Problem description: Search the material below for the string "text" and list each line that holds it.

Records supplied:
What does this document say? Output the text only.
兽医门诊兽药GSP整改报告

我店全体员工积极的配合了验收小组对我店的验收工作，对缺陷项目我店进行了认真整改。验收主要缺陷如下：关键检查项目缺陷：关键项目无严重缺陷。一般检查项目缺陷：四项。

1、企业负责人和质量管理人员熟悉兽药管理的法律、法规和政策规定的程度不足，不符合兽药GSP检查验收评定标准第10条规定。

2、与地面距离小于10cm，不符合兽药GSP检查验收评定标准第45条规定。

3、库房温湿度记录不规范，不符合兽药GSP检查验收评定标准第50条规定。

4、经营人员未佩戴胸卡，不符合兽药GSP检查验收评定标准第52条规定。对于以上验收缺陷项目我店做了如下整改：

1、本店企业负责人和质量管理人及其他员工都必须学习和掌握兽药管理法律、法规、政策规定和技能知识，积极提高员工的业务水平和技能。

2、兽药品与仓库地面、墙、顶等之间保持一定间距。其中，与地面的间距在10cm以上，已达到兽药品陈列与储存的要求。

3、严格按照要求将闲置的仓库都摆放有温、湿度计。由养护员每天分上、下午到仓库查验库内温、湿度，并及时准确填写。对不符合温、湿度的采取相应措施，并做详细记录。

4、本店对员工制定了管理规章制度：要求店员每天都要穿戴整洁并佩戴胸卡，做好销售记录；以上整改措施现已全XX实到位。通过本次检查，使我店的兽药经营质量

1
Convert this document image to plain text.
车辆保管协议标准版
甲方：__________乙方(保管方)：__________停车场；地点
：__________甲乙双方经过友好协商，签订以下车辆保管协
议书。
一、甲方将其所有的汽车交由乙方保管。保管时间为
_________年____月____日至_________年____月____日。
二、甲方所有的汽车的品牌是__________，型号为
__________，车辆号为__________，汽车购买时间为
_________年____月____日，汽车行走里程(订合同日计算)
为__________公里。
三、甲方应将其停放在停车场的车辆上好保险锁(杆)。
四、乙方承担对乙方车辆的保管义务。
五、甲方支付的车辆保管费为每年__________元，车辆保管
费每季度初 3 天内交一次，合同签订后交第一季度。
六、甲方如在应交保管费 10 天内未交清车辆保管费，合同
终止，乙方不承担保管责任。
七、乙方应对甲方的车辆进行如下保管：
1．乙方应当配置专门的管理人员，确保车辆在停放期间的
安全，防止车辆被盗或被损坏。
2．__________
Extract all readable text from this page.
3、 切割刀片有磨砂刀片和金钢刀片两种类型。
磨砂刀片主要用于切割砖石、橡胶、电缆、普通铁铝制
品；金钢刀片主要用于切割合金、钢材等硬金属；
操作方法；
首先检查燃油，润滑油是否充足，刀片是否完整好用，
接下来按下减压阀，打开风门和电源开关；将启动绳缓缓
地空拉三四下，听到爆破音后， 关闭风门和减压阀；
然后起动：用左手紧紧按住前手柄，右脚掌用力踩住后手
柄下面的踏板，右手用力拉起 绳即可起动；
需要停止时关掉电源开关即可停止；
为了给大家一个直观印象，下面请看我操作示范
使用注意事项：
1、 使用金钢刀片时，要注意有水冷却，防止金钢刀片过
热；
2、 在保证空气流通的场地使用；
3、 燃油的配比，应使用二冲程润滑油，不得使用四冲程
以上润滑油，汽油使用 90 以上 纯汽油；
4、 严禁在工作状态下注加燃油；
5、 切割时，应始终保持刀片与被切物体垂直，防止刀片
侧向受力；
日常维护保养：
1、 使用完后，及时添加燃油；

Exercise output:
What does this document say? Output the text only.
Convert this document image to plain text.
Extract all readable text from this page.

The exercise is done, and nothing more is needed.